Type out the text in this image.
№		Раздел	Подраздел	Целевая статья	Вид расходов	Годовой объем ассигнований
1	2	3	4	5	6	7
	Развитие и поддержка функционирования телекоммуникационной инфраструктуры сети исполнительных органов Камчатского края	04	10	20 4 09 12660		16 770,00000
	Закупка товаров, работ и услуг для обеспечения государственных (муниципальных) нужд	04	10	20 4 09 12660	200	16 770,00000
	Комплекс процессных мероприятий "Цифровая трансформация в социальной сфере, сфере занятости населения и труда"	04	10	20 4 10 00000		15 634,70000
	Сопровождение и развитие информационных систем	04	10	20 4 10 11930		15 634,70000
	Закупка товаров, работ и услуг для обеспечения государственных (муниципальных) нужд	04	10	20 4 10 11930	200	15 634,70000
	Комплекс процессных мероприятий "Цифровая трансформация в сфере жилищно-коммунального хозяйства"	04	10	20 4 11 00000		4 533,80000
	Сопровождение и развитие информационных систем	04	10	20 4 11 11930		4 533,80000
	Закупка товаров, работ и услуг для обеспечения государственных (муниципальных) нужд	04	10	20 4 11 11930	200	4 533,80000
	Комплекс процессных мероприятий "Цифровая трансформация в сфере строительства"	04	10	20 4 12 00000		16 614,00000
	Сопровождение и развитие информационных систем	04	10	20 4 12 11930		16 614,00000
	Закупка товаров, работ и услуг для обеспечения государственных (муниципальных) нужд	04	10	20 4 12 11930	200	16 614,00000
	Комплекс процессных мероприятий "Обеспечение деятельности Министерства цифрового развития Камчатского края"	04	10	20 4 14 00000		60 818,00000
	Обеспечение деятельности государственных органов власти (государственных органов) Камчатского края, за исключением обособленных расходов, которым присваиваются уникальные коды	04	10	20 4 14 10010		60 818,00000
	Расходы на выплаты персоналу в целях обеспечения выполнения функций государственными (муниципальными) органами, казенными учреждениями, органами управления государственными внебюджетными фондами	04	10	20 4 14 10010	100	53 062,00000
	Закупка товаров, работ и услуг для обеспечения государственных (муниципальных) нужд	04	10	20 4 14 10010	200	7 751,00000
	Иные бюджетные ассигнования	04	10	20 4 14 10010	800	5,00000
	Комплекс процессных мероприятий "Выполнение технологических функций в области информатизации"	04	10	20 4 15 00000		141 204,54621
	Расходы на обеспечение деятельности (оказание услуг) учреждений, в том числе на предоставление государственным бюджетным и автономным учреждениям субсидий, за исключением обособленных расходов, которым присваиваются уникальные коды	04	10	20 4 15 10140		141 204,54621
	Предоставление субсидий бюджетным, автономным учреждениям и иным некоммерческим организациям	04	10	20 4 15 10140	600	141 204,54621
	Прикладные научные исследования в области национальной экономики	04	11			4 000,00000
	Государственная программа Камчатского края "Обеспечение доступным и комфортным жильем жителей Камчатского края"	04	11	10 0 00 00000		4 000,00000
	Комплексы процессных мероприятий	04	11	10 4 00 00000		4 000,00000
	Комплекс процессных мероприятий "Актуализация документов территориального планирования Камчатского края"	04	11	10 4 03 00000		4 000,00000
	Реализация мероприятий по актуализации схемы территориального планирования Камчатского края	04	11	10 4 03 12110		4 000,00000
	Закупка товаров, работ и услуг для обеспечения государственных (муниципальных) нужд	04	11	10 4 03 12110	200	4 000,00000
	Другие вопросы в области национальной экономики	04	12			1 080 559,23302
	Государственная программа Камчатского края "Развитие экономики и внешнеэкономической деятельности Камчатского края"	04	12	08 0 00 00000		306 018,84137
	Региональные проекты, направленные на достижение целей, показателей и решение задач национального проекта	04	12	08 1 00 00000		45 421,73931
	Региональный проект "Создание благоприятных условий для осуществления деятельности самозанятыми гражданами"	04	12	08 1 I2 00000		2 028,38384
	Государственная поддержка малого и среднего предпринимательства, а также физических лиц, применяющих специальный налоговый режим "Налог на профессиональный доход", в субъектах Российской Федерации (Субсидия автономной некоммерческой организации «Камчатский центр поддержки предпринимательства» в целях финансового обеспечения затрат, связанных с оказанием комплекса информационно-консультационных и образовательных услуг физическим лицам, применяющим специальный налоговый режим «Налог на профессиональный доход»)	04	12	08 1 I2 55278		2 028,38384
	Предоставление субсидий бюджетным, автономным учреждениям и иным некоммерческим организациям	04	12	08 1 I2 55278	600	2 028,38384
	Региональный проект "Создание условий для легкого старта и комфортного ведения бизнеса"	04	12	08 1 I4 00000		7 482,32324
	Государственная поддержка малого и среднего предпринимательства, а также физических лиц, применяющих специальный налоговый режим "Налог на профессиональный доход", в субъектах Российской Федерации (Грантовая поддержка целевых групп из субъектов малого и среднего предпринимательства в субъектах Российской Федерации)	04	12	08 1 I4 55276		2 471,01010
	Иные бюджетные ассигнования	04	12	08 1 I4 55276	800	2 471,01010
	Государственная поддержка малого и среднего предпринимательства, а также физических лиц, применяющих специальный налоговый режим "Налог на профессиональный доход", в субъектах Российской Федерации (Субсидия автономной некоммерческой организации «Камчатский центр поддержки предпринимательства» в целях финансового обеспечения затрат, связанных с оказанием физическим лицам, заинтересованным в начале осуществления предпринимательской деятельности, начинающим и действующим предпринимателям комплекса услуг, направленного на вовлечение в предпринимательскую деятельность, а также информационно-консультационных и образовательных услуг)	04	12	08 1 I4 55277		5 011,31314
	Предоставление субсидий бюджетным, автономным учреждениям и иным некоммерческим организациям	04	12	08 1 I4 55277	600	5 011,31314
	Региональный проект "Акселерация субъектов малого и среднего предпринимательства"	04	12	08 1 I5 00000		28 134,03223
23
____________________
Identify each line holding the string "присваиваются", and copy it out.

	Обеспечение деятельности государственных органов власти (государственных органов) Камчатского края, за исключением обособленных расходов, которым присваиваются уникальные коды	04	10	20 4 14 10010		60 818,00000
	Расходы на обеспечение деятельности (оказание услуг) учреждений, в том числе на предоставление государственным бюджетным и автономным учреждениям субсидий, за исключением обособленных расходов, которым присваиваются уникальные коды	04	10	20 4 15 10140		141 204,54621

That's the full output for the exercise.